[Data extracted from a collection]
..............................
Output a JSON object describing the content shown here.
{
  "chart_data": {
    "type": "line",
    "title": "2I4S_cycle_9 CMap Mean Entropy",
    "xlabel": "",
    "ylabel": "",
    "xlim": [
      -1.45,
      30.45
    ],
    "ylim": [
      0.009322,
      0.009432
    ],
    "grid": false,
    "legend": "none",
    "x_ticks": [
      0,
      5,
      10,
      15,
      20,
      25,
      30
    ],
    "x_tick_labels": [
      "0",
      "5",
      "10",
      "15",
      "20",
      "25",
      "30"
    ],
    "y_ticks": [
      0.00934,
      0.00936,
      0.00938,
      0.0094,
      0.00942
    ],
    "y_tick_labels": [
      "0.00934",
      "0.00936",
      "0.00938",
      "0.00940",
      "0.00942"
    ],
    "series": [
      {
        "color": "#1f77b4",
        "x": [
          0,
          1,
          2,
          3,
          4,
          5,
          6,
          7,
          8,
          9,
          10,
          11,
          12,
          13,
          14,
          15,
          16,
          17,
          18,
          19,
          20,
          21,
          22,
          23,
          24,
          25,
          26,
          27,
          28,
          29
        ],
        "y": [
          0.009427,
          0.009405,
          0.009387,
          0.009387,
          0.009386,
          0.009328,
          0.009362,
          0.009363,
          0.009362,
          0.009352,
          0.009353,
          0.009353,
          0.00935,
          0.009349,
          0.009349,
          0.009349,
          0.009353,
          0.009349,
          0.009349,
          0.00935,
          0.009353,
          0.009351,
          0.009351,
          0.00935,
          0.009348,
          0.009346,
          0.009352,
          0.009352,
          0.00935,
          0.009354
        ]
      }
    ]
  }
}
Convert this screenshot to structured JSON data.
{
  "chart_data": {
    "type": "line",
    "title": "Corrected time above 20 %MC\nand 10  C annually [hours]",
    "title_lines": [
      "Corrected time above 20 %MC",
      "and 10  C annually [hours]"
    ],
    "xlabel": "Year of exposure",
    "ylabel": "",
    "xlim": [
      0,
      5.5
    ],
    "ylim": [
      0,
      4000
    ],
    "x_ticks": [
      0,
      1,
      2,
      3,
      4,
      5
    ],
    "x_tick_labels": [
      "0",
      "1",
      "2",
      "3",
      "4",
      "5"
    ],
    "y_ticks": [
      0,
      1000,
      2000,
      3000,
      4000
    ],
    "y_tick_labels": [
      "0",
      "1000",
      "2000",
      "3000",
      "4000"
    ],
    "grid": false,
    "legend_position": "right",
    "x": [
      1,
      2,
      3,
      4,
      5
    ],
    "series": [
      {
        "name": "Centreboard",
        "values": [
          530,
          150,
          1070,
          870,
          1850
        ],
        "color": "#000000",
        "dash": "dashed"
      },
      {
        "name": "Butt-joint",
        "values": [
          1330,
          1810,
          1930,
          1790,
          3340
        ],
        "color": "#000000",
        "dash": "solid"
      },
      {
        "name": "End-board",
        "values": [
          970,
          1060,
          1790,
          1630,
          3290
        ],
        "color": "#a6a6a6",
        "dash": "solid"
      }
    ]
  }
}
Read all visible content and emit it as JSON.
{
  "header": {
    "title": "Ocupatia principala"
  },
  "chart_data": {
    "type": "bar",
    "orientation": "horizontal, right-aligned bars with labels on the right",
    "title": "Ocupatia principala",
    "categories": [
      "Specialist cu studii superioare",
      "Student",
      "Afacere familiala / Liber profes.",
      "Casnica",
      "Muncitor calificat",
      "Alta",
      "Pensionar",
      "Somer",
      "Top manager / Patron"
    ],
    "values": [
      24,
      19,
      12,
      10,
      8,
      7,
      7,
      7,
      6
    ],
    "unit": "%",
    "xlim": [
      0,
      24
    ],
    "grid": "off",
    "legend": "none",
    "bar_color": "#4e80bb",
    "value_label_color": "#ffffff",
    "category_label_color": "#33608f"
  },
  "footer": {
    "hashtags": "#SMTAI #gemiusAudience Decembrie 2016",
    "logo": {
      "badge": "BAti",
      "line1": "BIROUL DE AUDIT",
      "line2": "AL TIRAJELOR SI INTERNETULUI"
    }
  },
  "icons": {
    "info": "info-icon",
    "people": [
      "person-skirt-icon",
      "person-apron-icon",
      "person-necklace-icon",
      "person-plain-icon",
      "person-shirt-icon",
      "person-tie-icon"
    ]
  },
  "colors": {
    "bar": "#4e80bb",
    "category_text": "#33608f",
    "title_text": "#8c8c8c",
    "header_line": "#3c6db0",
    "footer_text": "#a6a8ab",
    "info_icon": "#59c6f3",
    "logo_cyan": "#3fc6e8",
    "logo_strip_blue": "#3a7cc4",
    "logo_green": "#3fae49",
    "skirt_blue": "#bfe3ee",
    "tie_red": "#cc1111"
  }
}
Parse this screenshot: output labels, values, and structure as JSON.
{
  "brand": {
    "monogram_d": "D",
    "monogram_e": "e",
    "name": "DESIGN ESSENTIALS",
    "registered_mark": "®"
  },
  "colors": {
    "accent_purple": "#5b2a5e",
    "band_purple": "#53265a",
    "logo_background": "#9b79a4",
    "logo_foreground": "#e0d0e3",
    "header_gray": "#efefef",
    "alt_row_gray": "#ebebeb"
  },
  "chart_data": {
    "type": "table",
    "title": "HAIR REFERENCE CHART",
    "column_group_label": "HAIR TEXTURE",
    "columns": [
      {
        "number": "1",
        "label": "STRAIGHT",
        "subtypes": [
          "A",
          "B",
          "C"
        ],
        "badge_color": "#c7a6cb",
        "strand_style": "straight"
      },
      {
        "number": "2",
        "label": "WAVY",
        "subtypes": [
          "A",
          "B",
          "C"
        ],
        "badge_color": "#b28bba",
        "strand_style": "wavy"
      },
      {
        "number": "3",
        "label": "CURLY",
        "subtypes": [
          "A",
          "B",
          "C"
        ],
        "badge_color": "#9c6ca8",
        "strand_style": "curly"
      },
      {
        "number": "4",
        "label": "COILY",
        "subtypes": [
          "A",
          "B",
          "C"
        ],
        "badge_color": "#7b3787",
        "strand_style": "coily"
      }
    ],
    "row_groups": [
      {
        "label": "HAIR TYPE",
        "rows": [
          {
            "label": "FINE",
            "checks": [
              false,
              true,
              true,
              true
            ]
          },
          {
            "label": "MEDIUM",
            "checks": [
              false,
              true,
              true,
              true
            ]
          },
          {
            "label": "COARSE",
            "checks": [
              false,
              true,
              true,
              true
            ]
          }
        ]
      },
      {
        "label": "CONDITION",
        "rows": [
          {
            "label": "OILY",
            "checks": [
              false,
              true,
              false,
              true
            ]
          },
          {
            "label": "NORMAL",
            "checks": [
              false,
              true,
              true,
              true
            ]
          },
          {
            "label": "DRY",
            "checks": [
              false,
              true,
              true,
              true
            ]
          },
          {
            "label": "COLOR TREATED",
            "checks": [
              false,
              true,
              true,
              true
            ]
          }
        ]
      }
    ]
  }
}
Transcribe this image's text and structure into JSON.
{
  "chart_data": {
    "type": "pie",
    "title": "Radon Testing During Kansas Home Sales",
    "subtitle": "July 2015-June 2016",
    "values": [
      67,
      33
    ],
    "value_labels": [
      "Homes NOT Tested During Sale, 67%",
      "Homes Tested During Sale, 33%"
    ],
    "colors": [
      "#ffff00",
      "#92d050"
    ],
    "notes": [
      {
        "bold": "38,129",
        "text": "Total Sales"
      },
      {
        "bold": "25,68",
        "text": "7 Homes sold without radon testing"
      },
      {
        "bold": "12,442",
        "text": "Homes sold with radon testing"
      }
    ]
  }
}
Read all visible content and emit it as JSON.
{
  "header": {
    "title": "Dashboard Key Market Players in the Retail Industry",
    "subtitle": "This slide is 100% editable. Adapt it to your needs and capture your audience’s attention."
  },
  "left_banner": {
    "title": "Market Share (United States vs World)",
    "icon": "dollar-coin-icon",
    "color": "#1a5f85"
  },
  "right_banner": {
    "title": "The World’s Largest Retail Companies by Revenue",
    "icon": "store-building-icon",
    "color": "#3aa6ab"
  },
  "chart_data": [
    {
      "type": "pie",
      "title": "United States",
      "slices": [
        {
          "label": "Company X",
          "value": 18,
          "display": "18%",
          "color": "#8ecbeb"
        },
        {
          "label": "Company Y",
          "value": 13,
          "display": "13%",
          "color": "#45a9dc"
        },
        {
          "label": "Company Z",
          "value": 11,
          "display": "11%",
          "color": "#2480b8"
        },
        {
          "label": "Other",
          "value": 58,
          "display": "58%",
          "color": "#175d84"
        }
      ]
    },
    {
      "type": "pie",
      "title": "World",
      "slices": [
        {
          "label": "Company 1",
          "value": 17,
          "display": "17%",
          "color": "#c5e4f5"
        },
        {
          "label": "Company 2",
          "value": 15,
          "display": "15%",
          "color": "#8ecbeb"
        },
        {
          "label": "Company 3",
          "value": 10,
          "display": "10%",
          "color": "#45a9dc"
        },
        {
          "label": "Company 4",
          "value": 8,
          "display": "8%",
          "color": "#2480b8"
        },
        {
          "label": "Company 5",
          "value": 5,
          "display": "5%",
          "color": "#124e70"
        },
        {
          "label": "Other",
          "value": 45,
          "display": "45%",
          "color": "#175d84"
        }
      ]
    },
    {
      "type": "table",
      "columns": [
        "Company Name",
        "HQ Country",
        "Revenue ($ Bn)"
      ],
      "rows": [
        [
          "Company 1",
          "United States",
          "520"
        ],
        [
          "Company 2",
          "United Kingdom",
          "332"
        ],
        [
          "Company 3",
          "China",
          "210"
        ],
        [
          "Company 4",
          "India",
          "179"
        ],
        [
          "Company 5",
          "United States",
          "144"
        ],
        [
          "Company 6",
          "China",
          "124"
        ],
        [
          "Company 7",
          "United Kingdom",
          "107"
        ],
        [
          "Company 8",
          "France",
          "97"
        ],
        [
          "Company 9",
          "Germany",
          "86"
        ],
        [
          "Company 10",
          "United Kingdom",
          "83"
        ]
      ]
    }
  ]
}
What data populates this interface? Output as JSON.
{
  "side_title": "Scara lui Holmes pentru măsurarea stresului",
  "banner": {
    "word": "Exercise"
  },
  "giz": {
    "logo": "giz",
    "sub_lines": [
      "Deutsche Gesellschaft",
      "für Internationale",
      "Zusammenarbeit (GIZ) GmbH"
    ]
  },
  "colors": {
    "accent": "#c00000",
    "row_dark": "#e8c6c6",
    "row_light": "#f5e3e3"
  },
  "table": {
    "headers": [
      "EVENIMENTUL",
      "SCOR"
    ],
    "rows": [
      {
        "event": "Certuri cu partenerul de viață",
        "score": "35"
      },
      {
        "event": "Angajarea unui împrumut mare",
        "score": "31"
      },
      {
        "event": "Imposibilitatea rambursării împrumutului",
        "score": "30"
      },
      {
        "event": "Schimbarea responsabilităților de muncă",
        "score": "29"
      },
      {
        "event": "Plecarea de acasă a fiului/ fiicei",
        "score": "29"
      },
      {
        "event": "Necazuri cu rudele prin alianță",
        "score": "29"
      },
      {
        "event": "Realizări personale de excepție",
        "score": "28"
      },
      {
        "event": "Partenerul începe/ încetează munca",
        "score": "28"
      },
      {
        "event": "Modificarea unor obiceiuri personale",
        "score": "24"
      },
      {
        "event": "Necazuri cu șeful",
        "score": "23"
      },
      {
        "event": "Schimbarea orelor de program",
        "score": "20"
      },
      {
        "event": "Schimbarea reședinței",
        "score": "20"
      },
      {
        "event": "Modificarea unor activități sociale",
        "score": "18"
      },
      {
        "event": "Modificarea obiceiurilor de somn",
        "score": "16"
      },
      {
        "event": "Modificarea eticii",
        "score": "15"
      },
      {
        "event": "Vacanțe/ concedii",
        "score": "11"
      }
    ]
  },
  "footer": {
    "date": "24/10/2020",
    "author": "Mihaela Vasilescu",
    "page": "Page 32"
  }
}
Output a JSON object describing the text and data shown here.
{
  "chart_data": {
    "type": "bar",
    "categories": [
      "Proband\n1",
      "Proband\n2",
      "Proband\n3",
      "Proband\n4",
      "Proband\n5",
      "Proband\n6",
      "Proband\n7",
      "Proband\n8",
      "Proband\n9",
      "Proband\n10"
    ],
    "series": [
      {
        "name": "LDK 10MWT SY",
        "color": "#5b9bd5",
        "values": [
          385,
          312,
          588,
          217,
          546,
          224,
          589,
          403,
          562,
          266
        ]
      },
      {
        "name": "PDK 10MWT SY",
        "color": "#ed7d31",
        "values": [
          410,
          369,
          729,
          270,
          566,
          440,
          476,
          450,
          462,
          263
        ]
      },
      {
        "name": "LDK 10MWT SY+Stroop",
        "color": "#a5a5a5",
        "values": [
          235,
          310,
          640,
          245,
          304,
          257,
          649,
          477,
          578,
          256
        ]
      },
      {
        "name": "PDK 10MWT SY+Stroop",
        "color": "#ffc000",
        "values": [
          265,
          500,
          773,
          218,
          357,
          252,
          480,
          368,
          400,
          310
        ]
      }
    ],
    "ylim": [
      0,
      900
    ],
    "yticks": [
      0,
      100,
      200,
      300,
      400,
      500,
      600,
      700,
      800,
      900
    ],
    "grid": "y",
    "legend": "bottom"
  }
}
..............................
--- Set task ---
Select the lines in this material that hold the word "time", leaving none out.

--- The completed task ---
    "title": "Corrected time above 20 %MC\nand 10  C annually [hours]",
      "Corrected time above 20 %MC",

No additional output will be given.